- **The data**:
-------
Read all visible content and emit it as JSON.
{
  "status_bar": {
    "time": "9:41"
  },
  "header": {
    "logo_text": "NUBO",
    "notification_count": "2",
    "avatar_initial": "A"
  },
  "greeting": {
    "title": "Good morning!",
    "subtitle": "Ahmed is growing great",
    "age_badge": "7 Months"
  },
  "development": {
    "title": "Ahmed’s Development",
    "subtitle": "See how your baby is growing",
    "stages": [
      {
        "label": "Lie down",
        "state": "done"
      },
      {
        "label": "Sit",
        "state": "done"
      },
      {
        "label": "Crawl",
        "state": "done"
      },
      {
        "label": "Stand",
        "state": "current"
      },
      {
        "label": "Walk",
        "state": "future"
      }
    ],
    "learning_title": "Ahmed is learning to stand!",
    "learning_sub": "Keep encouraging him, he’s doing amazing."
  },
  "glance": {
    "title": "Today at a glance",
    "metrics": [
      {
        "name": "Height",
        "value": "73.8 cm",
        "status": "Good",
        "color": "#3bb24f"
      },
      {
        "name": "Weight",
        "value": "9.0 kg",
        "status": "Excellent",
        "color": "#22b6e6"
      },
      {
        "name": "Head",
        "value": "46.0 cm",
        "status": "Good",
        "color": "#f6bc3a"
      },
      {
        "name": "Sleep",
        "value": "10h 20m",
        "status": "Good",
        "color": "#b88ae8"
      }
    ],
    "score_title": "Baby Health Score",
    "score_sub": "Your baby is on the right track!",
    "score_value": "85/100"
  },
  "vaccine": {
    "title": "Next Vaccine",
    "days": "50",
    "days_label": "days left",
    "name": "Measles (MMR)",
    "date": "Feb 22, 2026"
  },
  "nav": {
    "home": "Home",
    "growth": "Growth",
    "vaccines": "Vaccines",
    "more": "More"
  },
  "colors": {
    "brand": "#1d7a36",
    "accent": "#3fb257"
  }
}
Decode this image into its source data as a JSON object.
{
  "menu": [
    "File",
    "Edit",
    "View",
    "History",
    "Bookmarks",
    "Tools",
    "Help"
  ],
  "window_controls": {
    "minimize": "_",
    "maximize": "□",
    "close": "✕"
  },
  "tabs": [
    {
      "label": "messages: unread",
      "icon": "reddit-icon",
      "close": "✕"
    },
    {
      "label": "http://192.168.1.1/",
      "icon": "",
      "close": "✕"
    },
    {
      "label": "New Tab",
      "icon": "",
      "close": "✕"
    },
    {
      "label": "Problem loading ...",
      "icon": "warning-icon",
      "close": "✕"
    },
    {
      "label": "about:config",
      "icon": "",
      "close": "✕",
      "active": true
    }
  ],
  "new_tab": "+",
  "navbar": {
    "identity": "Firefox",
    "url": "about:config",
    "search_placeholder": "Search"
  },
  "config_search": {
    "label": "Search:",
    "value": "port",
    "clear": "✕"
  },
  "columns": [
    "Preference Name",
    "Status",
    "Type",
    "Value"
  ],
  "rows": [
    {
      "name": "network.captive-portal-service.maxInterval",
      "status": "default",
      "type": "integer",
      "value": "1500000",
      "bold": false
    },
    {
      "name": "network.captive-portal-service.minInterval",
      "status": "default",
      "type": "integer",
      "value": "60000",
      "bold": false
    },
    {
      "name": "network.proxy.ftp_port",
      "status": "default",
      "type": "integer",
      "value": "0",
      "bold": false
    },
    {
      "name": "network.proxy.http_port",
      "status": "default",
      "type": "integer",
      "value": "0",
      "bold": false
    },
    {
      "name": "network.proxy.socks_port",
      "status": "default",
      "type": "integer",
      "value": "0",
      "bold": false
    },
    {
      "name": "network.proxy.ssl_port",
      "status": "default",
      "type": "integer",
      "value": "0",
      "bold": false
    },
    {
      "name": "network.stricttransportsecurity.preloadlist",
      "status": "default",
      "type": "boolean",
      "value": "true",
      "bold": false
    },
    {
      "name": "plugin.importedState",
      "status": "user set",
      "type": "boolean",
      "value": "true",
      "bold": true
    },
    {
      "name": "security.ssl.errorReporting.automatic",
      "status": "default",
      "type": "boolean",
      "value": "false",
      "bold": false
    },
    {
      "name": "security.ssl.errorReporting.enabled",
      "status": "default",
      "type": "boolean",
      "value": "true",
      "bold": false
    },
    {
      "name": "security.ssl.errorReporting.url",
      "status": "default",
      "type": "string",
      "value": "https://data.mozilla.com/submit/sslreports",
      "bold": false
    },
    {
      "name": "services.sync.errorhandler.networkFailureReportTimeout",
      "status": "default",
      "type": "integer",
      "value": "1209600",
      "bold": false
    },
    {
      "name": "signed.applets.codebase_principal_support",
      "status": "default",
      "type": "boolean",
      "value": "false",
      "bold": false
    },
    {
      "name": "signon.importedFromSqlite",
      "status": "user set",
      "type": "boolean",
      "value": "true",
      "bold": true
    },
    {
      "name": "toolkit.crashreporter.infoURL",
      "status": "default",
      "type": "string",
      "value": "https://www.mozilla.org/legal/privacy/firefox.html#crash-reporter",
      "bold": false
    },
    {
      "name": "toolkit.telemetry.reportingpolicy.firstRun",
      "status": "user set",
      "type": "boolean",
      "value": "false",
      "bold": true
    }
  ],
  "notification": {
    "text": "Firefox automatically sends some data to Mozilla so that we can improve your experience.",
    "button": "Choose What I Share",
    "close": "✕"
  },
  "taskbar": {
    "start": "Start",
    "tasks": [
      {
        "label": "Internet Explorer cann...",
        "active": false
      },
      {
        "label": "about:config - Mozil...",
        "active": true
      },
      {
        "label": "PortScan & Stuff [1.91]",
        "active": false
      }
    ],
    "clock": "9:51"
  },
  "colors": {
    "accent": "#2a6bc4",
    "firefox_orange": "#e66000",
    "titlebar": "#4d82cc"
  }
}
-------
- **Task**:
Copy every line of the entries above in which "proxy" occurs.

- **Completed exercise**:
      "name": "network.proxy.ftp_port",
      "name": "network.proxy.http_port",
      "name": "network.proxy.socks_port",
      "name": "network.proxy.ssl_port",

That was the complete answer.